What follows is a set of records; repeat all of them exactly.

>> Begin

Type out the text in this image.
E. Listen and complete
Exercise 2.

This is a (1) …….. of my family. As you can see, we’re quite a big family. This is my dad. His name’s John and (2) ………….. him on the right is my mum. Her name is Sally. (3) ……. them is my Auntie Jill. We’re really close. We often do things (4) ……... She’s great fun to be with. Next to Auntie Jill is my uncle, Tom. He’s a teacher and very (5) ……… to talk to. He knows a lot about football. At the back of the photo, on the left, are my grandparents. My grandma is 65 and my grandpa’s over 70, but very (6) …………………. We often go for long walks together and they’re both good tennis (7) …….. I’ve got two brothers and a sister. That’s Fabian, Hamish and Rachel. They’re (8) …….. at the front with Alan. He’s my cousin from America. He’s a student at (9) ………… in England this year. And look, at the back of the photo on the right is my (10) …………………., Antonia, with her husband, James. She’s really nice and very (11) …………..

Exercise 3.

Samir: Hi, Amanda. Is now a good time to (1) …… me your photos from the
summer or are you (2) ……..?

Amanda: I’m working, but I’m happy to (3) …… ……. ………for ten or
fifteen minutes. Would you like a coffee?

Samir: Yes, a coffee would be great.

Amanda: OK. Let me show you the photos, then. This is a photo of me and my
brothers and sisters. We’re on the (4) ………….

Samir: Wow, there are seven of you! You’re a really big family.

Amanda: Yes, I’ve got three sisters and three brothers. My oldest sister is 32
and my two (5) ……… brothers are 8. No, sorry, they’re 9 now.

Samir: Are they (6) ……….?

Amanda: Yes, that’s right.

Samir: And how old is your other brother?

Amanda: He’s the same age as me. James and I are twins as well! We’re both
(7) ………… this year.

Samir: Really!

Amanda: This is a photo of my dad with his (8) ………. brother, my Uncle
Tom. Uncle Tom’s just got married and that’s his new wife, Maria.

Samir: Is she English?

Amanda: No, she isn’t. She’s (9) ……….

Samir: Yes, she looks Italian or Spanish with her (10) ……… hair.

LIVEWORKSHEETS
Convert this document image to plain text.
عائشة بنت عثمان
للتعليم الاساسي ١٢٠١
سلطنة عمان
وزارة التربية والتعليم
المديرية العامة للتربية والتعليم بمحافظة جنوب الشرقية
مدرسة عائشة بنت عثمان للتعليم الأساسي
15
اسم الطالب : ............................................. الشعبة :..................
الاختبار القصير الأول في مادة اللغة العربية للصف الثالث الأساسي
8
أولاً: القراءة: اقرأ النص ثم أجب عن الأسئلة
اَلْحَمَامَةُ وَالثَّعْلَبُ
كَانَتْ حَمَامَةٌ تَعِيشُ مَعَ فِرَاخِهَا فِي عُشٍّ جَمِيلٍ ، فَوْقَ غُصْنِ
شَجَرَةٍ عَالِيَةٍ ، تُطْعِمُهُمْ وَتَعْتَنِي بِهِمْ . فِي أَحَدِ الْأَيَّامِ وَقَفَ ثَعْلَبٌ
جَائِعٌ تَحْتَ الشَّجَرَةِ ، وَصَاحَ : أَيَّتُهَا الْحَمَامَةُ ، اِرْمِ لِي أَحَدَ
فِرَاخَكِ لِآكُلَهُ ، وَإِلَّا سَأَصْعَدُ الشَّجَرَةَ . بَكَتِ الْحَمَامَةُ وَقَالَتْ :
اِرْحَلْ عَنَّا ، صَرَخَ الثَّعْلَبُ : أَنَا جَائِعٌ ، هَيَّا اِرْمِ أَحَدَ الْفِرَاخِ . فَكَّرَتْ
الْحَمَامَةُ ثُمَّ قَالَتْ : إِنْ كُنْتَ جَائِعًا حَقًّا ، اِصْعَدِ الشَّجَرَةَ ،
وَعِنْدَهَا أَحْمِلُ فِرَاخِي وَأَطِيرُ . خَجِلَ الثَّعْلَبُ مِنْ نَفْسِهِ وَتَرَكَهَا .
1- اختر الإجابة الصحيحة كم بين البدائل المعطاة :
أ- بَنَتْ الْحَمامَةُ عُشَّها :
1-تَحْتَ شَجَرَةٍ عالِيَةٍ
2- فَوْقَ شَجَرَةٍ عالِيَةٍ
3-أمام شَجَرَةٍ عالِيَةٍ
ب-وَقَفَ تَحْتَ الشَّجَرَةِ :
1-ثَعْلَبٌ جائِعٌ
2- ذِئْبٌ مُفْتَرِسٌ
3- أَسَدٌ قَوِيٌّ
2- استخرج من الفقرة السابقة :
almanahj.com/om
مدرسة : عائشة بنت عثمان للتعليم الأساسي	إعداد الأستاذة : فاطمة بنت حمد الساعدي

>> End

Final answer
Type out the text in this image.
E. Listen and complete
Exercise 2.

This is a (1) …….. of my family. As you can see, we’re quite a big family. This is my dad. His name’s John and (2) ………….. him on the right is my mum. Her name is Sally. (3) ……. them is my Auntie Jill. We’re really close. We often do things (4) ……... She’s great fun to be with. Next to Auntie Jill is my uncle, Tom. He’s a teacher and very (5) ……… to talk to. He knows a lot about football. At the back of the photo, on the left, are my grandparents. My grandma is 65 and my grandpa’s over 70, but very (6) …………………. We often go for long walks together and they’re both good tennis (7) …….. I’ve got two brothers and a sister. That’s Fabian, Hamish and Rachel. They’re (8) …….. at the front with Alan. He’s my cousin from America. He’s a student at (9) ………… in England this year. And look, at the back of the photo on the right is my (10) …………………., Antonia, with her husband, James. She’s really nice and very (11) …………..

Exercise 3.

Samir: Hi, Amanda. Is now a good time to (1) …… me your photos from the
summer or are you (2) ……..?

Amanda: I’m working, but I’m happy to (3) …… ……. ………for ten or
fifteen minutes. Would you like a coffee?

Samir: Yes, a coffee would be great.

Amanda: OK. Let me show you the photos, then. This is a photo of me and my
brothers and sisters. We’re on the (4) ………….

Samir: Wow, there are seven of you! You’re a really big family.

Amanda: Yes, I’ve got three sisters and three brothers. My oldest sister is 32
and my two (5) ……… brothers are 8. No, sorry, they’re 9 now.

Samir: Are they (6) ……….?

Amanda: Yes, that’s right.

Samir: And how old is your other brother?

Amanda: He’s the same age as me. James and I are twins as well! We’re both
(7) ………… this year.

Samir: Really!

Amanda: This is a photo of my dad with his (8) ………. brother, my Uncle
Tom. Uncle Tom’s just got married and that’s his new wife, Maria.

Samir: Is she English?

Amanda: No, she isn’t. She’s (9) ……….

Samir: Yes, she looks Italian or Spanish with her (10) ……… hair.

LIVEWORKSHEETS
Convert this document image to plain text.
عائشة بنت عثمان
للتعليم الاساسي ١٢٠١
سلطنة عمان
وزارة التربية والتعليم
المديرية العامة للتربية والتعليم بمحافظة جنوب الشرقية
مدرسة عائشة بنت عثمان للتعليم الأساسي
15
اسم الطالب : ............................................. الشعبة :..................
الاختبار القصير الأول في مادة اللغة العربية للصف الثالث الأساسي
8
أولاً: القراءة: اقرأ النص ثم أجب عن الأسئلة
اَلْحَمَامَةُ وَالثَّعْلَبُ
كَانَتْ حَمَامَةٌ تَعِيشُ مَعَ فِرَاخِهَا فِي عُشٍّ جَمِيلٍ ، فَوْقَ غُصْنِ
شَجَرَةٍ عَالِيَةٍ ، تُطْعِمُهُمْ وَتَعْتَنِي بِهِمْ . فِي أَحَدِ الْأَيَّامِ وَقَفَ ثَعْلَبٌ
جَائِعٌ تَحْتَ الشَّجَرَةِ ، وَصَاحَ : أَيَّتُهَا الْحَمَامَةُ ، اِرْمِ لِي أَحَدَ
فِرَاخَكِ لِآكُلَهُ ، وَإِلَّا سَأَصْعَدُ الشَّجَرَةَ . بَكَتِ الْحَمَامَةُ وَقَالَتْ :
اِرْحَلْ عَنَّا ، صَرَخَ الثَّعْلَبُ : أَنَا جَائِعٌ ، هَيَّا اِرْمِ أَحَدَ الْفِرَاخِ . فَكَّرَتْ
الْحَمَامَةُ ثُمَّ قَالَتْ : إِنْ كُنْتَ جَائِعًا حَقًّا ، اِصْعَدِ الشَّجَرَةَ ،
وَعِنْدَهَا أَحْمِلُ فِرَاخِي وَأَطِيرُ . خَجِلَ الثَّعْلَبُ مِنْ نَفْسِهِ وَتَرَكَهَا .
1- اختر الإجابة الصحيحة كم بين البدائل المعطاة :
أ- بَنَتْ الْحَمامَةُ عُشَّها :
1-تَحْتَ شَجَرَةٍ عالِيَةٍ
2- فَوْقَ شَجَرَةٍ عالِيَةٍ
3-أمام شَجَرَةٍ عالِيَةٍ
ب-وَقَفَ تَحْتَ الشَّجَرَةِ :
1-ثَعْلَبٌ جائِعٌ
2- ذِئْبٌ مُفْتَرِسٌ
3- أَسَدٌ قَوِيٌّ
2- استخرج من الفقرة السابقة :
almanahj.com/om
مدرسة : عائشة بنت عثمان للتعليم الأساسي	إعداد الأستاذة : فاطمة بنت حمد الساعدي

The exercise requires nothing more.